[DATA SECTION start]
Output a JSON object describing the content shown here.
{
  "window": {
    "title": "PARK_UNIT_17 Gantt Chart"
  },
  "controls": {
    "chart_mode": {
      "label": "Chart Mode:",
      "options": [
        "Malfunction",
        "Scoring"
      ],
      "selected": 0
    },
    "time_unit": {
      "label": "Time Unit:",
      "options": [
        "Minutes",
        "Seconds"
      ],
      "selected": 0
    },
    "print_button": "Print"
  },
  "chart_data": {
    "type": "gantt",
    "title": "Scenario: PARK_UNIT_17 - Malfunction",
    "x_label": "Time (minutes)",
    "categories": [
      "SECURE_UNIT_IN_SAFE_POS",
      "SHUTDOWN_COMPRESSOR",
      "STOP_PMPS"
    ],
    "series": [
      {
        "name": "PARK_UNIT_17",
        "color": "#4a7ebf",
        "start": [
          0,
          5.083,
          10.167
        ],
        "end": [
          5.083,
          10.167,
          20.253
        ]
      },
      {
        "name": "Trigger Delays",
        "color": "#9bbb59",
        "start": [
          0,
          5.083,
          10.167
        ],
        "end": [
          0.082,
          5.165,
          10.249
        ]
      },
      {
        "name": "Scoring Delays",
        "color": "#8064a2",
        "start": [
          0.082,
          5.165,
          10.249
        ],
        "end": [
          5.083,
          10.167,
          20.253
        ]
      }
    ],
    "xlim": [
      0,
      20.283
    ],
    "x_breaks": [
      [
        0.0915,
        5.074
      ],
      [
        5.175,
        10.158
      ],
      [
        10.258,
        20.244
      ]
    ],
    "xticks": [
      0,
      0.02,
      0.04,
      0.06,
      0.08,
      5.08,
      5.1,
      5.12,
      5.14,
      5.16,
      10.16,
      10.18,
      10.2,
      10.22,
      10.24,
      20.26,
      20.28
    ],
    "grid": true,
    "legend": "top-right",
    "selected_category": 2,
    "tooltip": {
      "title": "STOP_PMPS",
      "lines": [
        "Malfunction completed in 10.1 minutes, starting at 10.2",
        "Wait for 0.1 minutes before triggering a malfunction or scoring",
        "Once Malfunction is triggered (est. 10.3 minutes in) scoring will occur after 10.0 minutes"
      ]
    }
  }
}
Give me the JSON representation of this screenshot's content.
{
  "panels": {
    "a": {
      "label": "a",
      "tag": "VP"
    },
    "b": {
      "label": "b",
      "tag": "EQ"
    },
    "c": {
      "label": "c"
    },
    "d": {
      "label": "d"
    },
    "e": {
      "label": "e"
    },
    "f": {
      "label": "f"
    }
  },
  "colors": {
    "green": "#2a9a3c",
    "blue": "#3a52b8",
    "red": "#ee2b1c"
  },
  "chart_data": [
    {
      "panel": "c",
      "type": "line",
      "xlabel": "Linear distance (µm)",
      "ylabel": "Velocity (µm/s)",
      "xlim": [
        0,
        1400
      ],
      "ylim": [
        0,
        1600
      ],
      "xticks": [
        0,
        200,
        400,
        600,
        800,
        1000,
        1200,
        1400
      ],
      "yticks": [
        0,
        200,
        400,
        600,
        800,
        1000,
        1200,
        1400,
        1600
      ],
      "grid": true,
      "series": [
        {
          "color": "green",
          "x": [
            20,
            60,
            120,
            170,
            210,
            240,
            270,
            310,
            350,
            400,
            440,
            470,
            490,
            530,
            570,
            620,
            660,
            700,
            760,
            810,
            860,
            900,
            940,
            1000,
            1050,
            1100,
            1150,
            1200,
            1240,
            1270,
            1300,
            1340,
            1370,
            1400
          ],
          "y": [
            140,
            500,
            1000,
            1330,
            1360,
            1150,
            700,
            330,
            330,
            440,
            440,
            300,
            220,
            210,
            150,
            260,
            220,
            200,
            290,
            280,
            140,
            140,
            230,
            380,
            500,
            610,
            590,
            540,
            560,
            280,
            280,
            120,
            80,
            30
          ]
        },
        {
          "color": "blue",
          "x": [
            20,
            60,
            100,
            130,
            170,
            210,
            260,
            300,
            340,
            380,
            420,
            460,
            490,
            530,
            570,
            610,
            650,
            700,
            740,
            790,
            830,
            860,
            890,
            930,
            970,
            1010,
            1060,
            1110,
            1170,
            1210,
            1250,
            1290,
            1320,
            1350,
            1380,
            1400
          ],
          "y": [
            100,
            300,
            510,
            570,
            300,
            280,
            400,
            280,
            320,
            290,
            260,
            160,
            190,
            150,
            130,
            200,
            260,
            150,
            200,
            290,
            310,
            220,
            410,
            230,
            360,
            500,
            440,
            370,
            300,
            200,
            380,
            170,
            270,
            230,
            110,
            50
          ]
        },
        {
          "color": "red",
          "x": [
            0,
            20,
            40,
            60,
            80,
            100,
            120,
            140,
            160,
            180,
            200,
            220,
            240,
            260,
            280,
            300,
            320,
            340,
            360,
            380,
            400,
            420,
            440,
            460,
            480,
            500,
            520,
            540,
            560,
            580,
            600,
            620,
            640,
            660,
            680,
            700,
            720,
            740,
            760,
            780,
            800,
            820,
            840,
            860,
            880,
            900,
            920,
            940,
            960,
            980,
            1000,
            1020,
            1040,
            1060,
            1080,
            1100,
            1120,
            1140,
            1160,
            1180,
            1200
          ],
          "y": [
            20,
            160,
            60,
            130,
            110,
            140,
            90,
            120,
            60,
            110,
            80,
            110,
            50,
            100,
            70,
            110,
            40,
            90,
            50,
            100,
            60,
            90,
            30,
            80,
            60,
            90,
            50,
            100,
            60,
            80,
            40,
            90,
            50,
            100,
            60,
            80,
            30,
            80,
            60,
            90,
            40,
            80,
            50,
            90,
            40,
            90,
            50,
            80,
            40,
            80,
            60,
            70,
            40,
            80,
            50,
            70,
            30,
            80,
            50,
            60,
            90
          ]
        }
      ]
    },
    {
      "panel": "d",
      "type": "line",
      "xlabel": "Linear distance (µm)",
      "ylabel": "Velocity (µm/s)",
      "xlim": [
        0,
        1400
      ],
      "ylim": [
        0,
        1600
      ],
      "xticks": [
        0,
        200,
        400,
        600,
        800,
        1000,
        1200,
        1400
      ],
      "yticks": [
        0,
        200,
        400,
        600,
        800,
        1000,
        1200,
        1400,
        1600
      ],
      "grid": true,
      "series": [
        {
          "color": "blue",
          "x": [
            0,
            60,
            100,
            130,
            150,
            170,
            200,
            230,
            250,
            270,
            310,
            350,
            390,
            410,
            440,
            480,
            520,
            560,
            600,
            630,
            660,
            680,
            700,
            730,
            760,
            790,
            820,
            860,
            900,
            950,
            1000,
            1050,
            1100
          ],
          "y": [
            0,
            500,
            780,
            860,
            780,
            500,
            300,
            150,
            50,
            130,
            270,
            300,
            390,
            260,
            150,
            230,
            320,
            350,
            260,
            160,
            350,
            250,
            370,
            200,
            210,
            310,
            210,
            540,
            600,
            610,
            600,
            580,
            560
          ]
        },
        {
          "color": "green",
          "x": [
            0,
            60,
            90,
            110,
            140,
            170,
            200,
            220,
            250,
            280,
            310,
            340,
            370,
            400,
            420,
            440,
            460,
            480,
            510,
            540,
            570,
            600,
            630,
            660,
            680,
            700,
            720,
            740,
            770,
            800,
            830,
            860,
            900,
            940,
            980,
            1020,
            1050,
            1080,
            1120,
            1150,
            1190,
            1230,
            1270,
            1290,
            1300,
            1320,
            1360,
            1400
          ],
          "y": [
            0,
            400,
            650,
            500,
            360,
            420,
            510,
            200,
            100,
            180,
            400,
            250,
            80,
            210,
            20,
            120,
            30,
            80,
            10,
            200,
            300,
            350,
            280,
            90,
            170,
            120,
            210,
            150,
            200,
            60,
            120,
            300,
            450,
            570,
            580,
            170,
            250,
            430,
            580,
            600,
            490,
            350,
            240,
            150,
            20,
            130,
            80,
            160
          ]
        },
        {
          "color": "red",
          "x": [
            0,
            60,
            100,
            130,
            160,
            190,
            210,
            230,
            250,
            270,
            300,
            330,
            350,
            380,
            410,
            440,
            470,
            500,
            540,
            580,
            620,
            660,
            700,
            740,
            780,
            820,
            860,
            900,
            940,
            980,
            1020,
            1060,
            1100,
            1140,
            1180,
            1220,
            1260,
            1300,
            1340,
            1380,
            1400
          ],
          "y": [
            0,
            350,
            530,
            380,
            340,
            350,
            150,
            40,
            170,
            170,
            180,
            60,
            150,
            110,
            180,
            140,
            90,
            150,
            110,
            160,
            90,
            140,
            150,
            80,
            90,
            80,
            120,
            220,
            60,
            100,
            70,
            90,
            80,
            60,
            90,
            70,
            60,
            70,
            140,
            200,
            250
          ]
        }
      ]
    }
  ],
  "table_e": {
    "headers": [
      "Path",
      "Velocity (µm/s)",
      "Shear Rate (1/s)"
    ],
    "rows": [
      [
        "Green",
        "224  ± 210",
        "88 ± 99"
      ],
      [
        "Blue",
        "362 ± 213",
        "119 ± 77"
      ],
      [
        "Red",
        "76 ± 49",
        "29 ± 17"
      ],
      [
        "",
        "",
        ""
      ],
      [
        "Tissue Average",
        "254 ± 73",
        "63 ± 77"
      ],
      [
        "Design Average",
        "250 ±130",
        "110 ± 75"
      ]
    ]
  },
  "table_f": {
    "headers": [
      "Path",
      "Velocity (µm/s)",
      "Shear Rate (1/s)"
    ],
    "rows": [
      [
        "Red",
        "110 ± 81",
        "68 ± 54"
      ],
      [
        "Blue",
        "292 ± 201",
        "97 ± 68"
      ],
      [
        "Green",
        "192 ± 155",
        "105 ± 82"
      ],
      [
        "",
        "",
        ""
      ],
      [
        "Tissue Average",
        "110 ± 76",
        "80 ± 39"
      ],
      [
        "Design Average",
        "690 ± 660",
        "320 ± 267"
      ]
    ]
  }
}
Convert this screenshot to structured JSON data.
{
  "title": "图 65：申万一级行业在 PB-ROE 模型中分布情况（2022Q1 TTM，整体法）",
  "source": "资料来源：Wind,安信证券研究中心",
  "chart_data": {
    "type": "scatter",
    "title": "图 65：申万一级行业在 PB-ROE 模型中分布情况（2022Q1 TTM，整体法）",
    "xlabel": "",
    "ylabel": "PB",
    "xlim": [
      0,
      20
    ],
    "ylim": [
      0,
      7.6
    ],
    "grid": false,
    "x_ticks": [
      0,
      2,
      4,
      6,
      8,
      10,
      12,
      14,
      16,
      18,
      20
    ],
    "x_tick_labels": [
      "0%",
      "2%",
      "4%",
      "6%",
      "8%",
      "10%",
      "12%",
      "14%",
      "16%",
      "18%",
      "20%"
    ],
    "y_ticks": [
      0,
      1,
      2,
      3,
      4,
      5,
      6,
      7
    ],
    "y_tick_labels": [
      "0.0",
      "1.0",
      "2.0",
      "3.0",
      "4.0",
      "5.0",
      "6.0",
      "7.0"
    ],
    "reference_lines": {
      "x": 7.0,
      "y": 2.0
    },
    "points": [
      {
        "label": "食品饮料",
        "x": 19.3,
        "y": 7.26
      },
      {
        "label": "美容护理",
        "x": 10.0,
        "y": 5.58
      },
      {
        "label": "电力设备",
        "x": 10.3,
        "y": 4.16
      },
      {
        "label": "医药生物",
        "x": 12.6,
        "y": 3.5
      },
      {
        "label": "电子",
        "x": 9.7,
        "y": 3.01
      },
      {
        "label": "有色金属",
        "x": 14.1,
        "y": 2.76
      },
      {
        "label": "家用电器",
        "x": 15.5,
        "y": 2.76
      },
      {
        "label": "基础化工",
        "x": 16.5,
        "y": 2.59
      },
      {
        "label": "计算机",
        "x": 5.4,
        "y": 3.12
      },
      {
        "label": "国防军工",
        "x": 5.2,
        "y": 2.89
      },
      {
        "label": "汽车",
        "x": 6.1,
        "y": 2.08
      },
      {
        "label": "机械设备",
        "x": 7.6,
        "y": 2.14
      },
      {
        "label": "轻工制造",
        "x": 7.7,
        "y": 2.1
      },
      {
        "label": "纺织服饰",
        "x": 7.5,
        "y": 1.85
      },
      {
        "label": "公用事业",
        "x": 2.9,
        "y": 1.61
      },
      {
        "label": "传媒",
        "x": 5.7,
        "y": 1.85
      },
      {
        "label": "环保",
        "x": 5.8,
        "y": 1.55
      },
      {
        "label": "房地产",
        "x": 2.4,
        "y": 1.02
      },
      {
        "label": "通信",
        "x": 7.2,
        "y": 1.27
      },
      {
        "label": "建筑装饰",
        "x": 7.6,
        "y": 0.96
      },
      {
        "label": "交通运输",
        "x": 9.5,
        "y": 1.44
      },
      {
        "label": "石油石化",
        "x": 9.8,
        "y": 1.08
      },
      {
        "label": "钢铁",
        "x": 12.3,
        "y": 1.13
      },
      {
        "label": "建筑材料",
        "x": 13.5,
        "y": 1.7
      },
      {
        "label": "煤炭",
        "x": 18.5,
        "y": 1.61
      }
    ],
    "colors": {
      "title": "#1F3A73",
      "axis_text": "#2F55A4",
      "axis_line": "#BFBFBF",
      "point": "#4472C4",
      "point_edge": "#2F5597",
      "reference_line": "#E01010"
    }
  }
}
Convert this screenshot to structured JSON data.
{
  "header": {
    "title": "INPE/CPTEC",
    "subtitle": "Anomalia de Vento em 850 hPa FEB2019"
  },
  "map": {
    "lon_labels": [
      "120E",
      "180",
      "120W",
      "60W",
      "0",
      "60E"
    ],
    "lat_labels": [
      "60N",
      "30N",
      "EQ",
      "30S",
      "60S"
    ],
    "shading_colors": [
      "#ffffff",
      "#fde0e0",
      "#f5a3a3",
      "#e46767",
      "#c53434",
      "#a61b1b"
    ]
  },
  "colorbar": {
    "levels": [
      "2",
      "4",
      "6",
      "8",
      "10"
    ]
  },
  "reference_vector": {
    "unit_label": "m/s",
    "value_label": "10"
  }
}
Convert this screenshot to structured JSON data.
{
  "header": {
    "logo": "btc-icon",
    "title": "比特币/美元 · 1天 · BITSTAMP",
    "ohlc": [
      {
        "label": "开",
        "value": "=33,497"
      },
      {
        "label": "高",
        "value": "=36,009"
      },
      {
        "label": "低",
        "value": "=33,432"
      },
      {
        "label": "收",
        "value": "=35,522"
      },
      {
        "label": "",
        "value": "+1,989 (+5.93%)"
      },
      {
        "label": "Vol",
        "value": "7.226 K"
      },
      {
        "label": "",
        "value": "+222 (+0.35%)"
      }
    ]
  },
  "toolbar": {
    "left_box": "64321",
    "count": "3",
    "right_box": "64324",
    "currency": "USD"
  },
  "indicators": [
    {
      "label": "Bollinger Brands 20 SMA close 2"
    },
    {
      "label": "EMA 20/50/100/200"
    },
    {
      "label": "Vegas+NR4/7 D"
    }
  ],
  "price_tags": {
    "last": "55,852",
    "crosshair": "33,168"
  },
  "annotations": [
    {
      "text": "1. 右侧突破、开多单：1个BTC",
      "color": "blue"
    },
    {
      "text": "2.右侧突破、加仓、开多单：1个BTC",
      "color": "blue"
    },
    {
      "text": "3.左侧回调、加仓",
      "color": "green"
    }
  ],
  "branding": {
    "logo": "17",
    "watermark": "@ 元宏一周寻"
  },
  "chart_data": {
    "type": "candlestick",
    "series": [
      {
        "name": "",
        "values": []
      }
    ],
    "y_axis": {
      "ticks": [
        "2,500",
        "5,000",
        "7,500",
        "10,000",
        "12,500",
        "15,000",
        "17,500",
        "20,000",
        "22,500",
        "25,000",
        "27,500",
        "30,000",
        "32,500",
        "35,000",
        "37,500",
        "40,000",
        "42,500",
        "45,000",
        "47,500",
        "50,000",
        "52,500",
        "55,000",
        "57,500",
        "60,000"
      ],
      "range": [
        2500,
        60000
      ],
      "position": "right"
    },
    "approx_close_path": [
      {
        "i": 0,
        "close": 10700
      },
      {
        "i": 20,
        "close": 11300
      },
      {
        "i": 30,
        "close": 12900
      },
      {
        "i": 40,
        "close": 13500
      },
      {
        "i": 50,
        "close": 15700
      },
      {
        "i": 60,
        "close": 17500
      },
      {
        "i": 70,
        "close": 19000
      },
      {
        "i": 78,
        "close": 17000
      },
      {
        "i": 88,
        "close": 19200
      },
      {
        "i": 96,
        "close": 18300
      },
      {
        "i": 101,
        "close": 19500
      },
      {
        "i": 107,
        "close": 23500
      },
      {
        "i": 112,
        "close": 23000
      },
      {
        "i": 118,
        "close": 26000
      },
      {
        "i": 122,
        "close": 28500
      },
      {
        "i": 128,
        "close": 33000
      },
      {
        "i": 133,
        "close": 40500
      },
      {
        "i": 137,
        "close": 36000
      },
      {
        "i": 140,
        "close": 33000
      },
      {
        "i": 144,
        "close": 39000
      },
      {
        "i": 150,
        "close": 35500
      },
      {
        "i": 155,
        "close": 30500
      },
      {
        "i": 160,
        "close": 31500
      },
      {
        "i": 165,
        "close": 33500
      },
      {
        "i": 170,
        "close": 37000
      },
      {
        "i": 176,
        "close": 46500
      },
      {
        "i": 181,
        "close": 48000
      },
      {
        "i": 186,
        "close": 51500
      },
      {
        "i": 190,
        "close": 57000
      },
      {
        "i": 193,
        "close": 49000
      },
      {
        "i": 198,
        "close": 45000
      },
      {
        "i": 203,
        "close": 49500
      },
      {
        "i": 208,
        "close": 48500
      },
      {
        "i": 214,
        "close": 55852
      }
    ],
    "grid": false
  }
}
[DATA SECTION end]
▶ _WHAT NEEDS TO BE DONE_: Gather all the lines that include the word "Delays" and copy them out.

▶ _EXERCISE SOLUTION_:
        "name": "Trigger Delays",
        "name": "Scoring Delays",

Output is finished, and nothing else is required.